* **What you should do**:
Continue the forum reply below about mixing 32-bit and 64-bit virtual machines, RAID cards and the Itanium processor, picking up after its last sentence.

* **Document**:

Can't Xen cope with mixes of 64-bit and 32-bit machines? I've never
used it - my servers use OpenVZ (no problem with mixes of 32-bit and
64-bit virtual machines with a 64-bit host), and on desktops I use
Virtual Box (you can mix 32-bit and 64-bit hosts and guests in any
combination).

> The other machine uses Ultra 320 SCSI drives, and I have a small stack
> of those lying around, as well as a couple of Ultra 160s, which can
> also be hooked up to the same RAID card.
>
>> There is no need to buy a new machine, but as soon as your particular
>> choice of hardware raid cards start going out of fashion, buy
>> a spare. Better still, buy a spare /now/ before the manufacturer
>> decides to update the firmware in new versions of the card and they
>> become incompatible with your raid drives. Of course, you can always
>> restore from backup in an emergency if the worst happens.
>
> Well, considering that this is an entirely private project and that
> there is no real risk involved in downtime - not that I don't care
> about downtime - I think I've got it all sufficiently covered.
>
>>> I'm not sure on the one on my SAS RAID adapter, but I think it's an
>>> Intel RISC processor. It's not a MIPS or an Alpha, that much I am
>>> certain of.
>> Intel haven't made RISC processors for many years (discounting the
>> Itanium, which is an unlikely choice for a raid processor).
>
> The Itanium is not a RISC processor, it's a CISC. It's just not an
> x86. ;-)
>

The Itanium is not CISC (though it certainly is complex!) - it is
technically a VLIW processor (very long instruction word). But VLIW is
a subtype of RISC - one in which more than one RISC instruction is given
in each instruction group for explicit parallelisation. It's an
interesting theory, relies on non-existent super-compilers,
inefficiently implemented and hopeless in practice for most types of
software.

* **Dataset extract**:
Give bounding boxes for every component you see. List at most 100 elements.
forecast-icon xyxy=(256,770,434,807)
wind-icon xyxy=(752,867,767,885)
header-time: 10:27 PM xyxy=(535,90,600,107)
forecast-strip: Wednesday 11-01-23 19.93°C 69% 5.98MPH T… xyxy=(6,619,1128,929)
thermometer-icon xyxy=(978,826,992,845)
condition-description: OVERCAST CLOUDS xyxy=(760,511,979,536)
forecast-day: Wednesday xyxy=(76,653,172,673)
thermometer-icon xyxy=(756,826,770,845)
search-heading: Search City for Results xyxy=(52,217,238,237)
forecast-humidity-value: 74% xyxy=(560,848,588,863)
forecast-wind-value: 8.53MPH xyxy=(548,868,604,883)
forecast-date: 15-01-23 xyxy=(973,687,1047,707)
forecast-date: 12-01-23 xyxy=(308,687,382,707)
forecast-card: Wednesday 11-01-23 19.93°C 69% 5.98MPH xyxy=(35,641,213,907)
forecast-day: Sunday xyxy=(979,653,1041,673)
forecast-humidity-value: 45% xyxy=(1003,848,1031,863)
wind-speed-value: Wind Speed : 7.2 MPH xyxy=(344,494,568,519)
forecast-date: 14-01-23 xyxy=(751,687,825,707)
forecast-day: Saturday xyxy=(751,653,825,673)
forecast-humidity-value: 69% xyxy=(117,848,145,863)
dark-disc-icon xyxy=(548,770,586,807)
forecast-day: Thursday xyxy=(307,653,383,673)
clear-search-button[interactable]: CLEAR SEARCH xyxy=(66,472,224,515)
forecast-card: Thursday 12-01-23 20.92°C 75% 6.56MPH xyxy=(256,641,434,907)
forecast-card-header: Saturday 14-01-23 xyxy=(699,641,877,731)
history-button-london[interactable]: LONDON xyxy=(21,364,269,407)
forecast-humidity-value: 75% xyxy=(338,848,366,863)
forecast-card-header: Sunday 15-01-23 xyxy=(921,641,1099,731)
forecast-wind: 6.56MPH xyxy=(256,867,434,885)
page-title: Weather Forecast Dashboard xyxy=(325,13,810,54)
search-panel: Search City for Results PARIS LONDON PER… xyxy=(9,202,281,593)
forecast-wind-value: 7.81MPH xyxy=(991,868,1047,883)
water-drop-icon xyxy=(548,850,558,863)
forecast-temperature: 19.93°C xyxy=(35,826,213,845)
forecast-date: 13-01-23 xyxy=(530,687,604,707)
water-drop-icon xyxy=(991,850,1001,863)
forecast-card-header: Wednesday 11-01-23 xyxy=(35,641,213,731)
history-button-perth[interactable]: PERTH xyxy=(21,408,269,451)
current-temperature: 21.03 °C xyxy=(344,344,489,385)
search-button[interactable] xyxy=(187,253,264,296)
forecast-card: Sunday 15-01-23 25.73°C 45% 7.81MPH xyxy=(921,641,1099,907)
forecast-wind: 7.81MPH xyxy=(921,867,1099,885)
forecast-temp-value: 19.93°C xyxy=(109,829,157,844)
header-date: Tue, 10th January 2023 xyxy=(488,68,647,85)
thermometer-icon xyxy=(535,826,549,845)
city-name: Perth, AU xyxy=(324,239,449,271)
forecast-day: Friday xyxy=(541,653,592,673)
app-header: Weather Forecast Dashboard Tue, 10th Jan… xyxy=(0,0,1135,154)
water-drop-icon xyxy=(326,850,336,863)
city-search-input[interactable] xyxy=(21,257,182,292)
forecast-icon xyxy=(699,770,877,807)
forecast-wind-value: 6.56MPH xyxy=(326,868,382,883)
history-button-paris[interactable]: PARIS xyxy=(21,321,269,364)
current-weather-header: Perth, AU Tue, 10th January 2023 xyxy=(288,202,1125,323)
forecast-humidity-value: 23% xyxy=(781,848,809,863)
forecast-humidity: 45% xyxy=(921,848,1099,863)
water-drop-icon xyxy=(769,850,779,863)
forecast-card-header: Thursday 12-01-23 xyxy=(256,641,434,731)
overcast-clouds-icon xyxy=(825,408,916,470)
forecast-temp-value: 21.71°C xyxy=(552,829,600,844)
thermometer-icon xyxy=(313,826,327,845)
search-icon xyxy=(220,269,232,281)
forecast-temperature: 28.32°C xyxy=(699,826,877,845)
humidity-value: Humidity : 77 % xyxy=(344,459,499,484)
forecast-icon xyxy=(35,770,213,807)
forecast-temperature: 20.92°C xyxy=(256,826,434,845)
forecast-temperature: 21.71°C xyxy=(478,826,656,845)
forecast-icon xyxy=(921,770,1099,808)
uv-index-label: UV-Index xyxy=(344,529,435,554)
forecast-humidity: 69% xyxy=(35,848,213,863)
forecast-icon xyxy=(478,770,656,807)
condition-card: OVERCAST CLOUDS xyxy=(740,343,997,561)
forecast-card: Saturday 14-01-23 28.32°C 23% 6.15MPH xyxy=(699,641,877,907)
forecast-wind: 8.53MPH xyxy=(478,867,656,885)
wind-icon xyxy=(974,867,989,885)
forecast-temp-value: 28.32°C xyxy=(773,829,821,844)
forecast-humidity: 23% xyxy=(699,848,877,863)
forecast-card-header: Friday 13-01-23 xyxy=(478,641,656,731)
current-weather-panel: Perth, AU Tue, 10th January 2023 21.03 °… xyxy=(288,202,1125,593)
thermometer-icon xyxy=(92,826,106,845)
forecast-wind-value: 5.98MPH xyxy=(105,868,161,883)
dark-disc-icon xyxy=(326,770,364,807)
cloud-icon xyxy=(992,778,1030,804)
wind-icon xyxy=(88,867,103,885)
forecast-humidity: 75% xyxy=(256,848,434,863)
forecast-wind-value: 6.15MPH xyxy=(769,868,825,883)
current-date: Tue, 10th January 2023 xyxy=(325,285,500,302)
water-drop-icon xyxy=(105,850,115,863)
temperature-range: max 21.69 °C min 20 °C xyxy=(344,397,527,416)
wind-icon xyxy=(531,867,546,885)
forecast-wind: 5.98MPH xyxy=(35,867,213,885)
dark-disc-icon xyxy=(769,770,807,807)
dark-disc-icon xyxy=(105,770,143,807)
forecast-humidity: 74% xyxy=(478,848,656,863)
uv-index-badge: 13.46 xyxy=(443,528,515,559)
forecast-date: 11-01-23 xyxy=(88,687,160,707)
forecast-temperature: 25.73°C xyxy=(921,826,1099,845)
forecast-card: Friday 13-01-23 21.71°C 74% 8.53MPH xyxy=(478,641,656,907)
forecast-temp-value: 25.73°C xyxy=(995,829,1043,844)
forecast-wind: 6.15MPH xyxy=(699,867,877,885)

* **Response to this task**:
>> They used to have StrongArms, and long, long ago they had a few other
>> designs, but I'm pretty certain you don't have an Intel RISC processor
>> on the card. It also will not be an Alpha - they have not been made
>> for years either (they were very nice chips until DEC, then HP+Compaq
>> totally screwed them up, with plenty of encouragement from Intel).
>> Realistic cores include MIPS in many flavours, PPC, and for more
>> recent designs, perhaps an ARM of some kind. If the heavy lifting is
>> being done by ASIC logic rather than the processor core, there is a
>> wider choice of possible cores.
>
> Apparently it's an Intel 80333 processor, clocked at 800 MHz. Hmm, I
> don't know whether that's a RISC processor; I've never heard of it
> before, actually.
>

After a bit of web searching, I see that the 80333 is a dedicated RAID
system-on-a-chip, not a general purpose processor. The core is indeed
RISC - it is an XScale processor, which is approximately the same thing
as the StrongARM and is basically a modification of an older ARM core.

> This is my RAID adapter card...
>
> http://www.adaptec.com/en-US/products/Controllers/Hardware/sas/value/SAS-31205/
>
>>>>>>> This is quite a common distinction, mind you. There is even a
>>>>>>> "live spare" solution, but to my knowledge this is specific to
>>>>>>> Adaptec - they call it RAID 5E.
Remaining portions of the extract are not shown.